◆ **SET EXERCISE**
Pull out every line in the data that has the string "Save" in it.

◆ **PROVIDED DATA**
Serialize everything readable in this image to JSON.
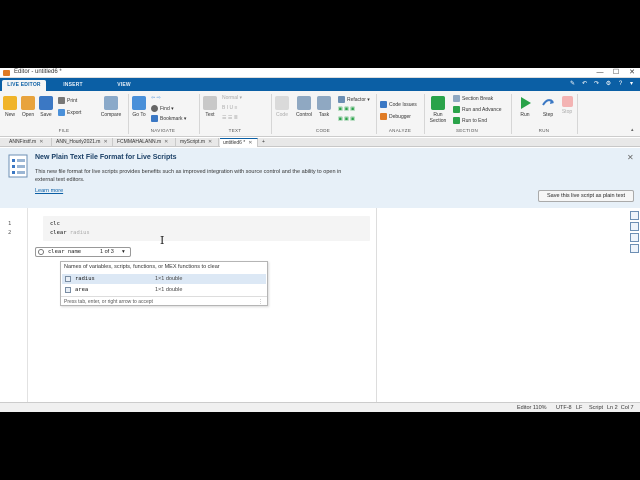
{
  "window": {
    "title": "Editor - untitled6 *",
    "minimize": "—",
    "maximize": "☐",
    "close": "✕"
  },
  "ribbon_tabs": [
    "LIVE EDITOR",
    "INSERT",
    "VIEW"
  ],
  "quick_access": [
    "✎",
    "↶",
    "↷",
    "⚙",
    "?",
    "▾"
  ],
  "toolstrip": {
    "file": {
      "new": "New",
      "open": "Open",
      "save": "Save",
      "print": "Print",
      "export": "Export",
      "compare": "Compare",
      "group": "FILE"
    },
    "navigate": {
      "goto": "Go To",
      "find": "Find",
      "bookmark": "Bookmark",
      "group": "NAVIGATE"
    },
    "text": {
      "normal": "Normal",
      "text_btn": "Text",
      "group": "TEXT"
    },
    "code": {
      "code_btn": "Code",
      "control": "Control",
      "task": "Task",
      "refactor": "Refactor",
      "group": "CODE"
    },
    "analyze": {
      "code_issues": "Code Issues",
      "debugger": "Debugger",
      "group": "ANALYZE"
    },
    "section": {
      "run_section": "Run\nSection",
      "section_break": "Section Break",
      "run_advance": "Run and Advance",
      "run_end": "Run to End",
      "group": "SECTION"
    },
    "run": {
      "run": "Run",
      "step": "Step",
      "stop": "Stop",
      "group": "RUN"
    }
  },
  "doc_tabs": [
    "ANNFirstf.m",
    "ANN_Hourly2021.m",
    "FCMMAHALANN.m",
    "myScript.m",
    "untitled6 *"
  ],
  "banner": {
    "title": "New Plain Text File Format for Live Scripts",
    "body": "This new file format for live scripts provides benefits such as improved integration with source control and the ability to open in external text editors.",
    "link": "Learn more",
    "button": "Save this live script as plain text",
    "close": "✕"
  },
  "editor": {
    "line_numbers": [
      "1",
      "2"
    ],
    "line1": "clc",
    "line2_typed": "clear ",
    "line2_ghost": "radius"
  },
  "autocomplete": {
    "hint_text": "clear name",
    "hint_count": "1 of 3",
    "header": "Names of variables, scripts, functions, or MEX functions to clear",
    "items": [
      {
        "name": "radius",
        "size": "1×1 double"
      },
      {
        "name": "area",
        "size": "1×1 double"
      }
    ],
    "footer": "Press tab, enter, or right arrow to accept"
  },
  "status_bar": {
    "zoom": "Editor 110%",
    "encoding": "UTF-8",
    "eol": "LF",
    "type": "Script",
    "position": "Ln 2  Col 7"
  },
  "colors": {
    "accent": "#0b5fa5",
    "banner_bg": "#e7f0f8",
    "run_green": "#2aa34a",
    "stop_red": "#e04848"
  }
}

◆ **PROBLEM SOLUTION**
      "save": "Save",
    "button": "Save this live script as plain text",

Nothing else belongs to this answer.